>>>>

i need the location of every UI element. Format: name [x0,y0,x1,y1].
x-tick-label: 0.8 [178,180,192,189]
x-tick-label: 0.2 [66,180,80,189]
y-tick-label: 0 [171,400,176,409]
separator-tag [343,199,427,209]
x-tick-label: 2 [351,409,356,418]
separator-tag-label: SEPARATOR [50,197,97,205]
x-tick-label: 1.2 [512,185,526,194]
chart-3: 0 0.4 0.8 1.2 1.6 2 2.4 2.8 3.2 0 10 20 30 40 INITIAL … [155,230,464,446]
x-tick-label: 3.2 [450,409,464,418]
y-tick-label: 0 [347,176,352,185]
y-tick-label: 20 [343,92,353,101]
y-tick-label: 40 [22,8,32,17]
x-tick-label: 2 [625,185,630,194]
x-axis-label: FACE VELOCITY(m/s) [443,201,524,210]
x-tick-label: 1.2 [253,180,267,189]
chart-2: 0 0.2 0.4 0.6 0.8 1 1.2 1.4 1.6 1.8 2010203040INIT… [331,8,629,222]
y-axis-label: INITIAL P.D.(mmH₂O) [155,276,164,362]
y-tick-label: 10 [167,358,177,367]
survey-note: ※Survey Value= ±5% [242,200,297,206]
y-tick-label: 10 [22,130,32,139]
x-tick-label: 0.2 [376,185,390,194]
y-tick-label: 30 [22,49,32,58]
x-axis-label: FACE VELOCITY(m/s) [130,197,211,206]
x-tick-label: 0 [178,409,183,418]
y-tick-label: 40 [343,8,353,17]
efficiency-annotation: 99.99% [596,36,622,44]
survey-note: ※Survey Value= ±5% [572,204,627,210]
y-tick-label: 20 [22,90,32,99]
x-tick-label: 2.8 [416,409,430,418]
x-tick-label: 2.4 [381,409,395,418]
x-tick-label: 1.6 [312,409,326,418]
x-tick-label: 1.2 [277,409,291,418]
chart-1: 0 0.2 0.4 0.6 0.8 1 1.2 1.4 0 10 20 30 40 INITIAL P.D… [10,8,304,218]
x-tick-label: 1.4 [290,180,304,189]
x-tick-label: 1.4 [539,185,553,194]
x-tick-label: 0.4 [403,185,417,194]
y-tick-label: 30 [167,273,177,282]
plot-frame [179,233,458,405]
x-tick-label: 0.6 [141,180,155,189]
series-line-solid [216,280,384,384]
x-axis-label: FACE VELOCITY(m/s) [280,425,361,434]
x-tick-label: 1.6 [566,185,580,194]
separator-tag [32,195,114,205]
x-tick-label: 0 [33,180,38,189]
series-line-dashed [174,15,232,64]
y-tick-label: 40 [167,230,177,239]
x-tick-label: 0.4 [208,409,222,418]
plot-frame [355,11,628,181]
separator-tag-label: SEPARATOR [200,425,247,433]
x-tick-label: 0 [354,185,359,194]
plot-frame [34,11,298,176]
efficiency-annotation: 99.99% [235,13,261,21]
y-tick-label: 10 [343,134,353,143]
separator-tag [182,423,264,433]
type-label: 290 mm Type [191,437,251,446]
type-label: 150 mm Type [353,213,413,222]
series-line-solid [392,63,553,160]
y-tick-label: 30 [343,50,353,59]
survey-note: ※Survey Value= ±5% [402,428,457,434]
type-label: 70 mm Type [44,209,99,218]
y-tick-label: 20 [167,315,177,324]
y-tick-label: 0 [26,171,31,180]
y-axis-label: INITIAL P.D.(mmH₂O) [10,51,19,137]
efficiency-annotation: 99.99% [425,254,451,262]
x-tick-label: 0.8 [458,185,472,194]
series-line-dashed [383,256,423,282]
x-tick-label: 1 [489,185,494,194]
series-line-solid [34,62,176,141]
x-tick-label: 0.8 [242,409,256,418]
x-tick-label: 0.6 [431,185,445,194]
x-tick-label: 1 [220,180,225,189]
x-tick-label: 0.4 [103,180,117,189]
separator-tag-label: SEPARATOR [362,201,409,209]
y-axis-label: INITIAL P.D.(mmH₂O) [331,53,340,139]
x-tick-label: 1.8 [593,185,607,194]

<<<<

» **Your goal**
Give the material from its first line through the line containing "x-axis-label: FACE VELOCITY(m/s) [280,425,361,434]" as a Markdown table with the columns Number and Content, one numbered row per line and no blank lines.

» **Task solution**
| Number | Content |
|---|---|
| 1 | i need the location of every UI element. Format: name [x0,y0,x1,y1]. |
| 2 | x-tick-label: 0.8 [178,180,192,189] |
| 3 | x-tick-label: 0.2 [66,180,80,189] |
| 4 | y-tick-label: 0 [171,400,176,409] |
| 5 | separator-tag [343,199,427,209] |
| 6 | x-tick-label: 2 [351,409,356,418] |
| 7 | separator-tag-label: SEPARATOR [50,197,97,205] |
| 8 | x-tick-label: 1.2 [512,185,526,194] |
| 9 | chart-3: 0 0.4 0.8 1.2 1.6 2 2.4 2.8 3.2 0 10 20 30 40 INITIAL … [155,230,464,446] |
| 10 | x-tick-label: 3.2 [450,409,464,418] |
| 11 | y-tick-label: 0 [347,176,352,185] |
| 12 | y-tick-label: 20 [343,92,353,101] |
| 13 | y-tick-label: 40 [22,8,32,17] |
| 14 | x-tick-label: 2 [625,185,630,194] |
| 15 | x-axis-label: FACE VELOCITY(m/s) [443,201,524,210] |
| 16 | x-tick-label: 1.2 [253,180,267,189] |
| 17 | chart-2: 0 0.2 0.4 0.6 0.8 1 1.2 1.4 1.6 1.8 2010203040INIT… [331,8,629,222] |
| 18 | y-axis-label: INITIAL P.D.(mmH₂O) [155,276,164,362] |
| 19 | y-tick-label: 10 [167,358,177,367] |
| 20 | survey-note: ※Survey Value= ±5% [242,200,297,206] |
| 21 | y-tick-label: 10 [22,130,32,139] |
| 22 | x-tick-label: 0.2 [376,185,390,194] |
| 23 | y-tick-label: 30 [22,49,32,58] |
| 24 | x-axis-label: FACE VELOCITY(m/s) [130,197,211,206] |
| 25 | x-tick-label: 0 [178,409,183,418] |
| 26 | y-tick-label: 40 [343,8,353,17] |
| 27 | efficiency-annotation: 99.99% [596,36,622,44] |
| 28 | survey-note: ※Survey Value= ±5% [572,204,627,210] |
| 29 | y-tick-label: 20 [22,90,32,99] |
| 30 | x-tick-label: 2.8 [416,409,430,418] |
| 31 | x-tick-label: 2.4 [381,409,395,418] |
| 32 | x-tick-label: 1.6 [312,409,326,418] |
| 33 | x-tick-label: 1.2 [277,409,291,418] |
| 34 | chart-1: 0 0.2 0.4 0.6 0.8 1 1.2 1.4 0 10 20 30 40 INITIAL P.D… [10,8,304,218] |
| 35 | x-tick-label: 1.4 [290,180,304,189] |
| 36 | x-tick-label: 1.4 [539,185,553,194] |
| 37 | x-tick-label: 0.4 [403,185,417,194] |
| 38 | y-tick-label: 30 [167,273,177,282] |
| 39 | plot-frame [179,233,458,405] |
| 40 | x-tick-label: 0.6 [141,180,155,189] |
| 41 | series-line-solid [216,280,384,384] |
| 42 | x-axis-label: FACE VELOCITY(m/s) [280,425,361,434] |